• WHAT IS NEEDED: Rewrite the text on the Rams' running game from "In Week 1, the" up to and including "handle full workload?", putting "the season opener" wherever "Week 1" appears.

• TEXT PROVIDED:
** BEGIN **
2. 10 Runs Against 31st Ranked Run Defense is Inexcusable

Coming into the game, the Bengals had the 31st ranked run defense and were 26th in run defense EPA and 28th in run defense success rate. With that being said, you would think that the Rams would have gotten back to a more run-heavy focus on offense like they did in Week 1 against the Seattle Seahawks.

Instead, in a game that was tied or within one score most of the way, Kyren Williams carried the ball 10 times. It’s not even that Williams was inefficient. He averaged 3.8 yards per carry and two of his first three runs went for six and seven yards. In the first three quarters, the Rams offense averaged -0.085 EPA per rush compared to -0.264 EPA per dropback. They were three times more efficient running the football and simply didn’t do it. Sometimes McVay becomes his own worst enemy and that looked to be the case on Monday Night.

3. Does McVay Trust Kyren Williams to Carry the Load?

Playing off of that, it’s fair to wonder whether or not McVay is comfortable with a running back like Williams carrying the load. Going back to last year when Cam Akers was benched, Darrell Henderson never had more than 12 carries in a game. Over the past two weeks, Williams has 14 and 10 carries in those games.

This isn’t to say that trading away Akers was the wrong move. However, if Williams is only a 10-15 carries per game guy, the Rams need to find someone that can handle 20 carries or a complementary player to Williams who can handle 5-10 attempts per game.

In Week 1, the Rams ran the ball 37 times — 22 of those attempts came from Akers and 15 from Williams. Did McVay not run the ball on Monday Night as much as he should have because of the depth behind Williams at the running back position or Williams isn’t someone that can handle full workload?
** END **
• DATASET ROWS:
** BEGIN **
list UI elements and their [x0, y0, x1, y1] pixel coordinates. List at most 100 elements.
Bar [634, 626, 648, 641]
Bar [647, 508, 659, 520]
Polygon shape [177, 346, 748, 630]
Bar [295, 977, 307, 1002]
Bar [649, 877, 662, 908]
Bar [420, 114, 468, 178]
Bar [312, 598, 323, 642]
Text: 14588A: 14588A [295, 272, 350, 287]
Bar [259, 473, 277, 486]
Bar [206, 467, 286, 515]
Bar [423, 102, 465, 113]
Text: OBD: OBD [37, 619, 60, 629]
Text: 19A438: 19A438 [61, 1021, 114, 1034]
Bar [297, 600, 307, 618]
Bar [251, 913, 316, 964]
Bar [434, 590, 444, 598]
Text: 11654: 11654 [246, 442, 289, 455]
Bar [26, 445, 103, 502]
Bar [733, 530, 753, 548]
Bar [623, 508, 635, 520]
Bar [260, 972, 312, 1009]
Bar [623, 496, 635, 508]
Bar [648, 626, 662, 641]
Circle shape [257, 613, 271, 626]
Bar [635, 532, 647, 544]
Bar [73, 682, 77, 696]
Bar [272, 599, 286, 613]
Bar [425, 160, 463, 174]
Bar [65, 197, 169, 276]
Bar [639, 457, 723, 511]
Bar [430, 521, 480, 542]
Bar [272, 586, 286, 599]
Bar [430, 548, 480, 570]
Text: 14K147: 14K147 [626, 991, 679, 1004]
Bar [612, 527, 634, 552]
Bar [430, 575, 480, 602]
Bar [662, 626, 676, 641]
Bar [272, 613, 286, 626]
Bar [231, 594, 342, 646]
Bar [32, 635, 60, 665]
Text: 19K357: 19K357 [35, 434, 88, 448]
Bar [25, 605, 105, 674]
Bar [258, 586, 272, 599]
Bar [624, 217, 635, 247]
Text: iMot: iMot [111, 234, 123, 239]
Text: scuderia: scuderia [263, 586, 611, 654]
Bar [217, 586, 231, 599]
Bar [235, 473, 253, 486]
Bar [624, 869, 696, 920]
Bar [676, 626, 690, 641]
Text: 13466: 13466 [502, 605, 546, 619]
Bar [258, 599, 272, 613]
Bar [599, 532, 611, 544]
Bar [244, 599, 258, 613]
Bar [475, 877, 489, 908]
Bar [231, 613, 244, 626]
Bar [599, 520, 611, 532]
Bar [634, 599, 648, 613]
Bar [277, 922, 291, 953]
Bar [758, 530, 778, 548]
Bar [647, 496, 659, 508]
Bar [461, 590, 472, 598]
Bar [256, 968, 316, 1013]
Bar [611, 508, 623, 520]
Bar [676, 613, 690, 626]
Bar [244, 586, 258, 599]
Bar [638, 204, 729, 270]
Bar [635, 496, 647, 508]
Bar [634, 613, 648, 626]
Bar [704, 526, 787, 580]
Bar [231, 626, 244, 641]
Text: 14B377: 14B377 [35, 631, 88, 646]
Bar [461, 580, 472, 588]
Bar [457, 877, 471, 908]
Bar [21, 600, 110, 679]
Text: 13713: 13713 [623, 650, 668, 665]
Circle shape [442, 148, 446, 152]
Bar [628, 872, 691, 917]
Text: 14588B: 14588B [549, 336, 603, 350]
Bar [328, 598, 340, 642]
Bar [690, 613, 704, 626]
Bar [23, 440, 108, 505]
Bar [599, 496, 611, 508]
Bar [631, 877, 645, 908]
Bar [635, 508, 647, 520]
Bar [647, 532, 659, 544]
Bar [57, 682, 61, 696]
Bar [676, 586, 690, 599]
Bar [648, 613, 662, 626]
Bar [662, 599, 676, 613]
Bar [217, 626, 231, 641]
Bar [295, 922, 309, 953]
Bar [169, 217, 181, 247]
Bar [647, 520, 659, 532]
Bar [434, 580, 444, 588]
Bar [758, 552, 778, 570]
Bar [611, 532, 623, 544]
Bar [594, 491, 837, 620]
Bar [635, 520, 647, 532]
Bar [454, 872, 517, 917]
** END **
• THE OUTPUT:
In the season opener, the Rams ran the ball 37 times — 22 of those attempts came from Akers and 15 from Williams. Did McVay not run the ball on Monday Night as much as he should have because of the depth behind Williams at the running back position or Williams isn’t someone that can handle full workload?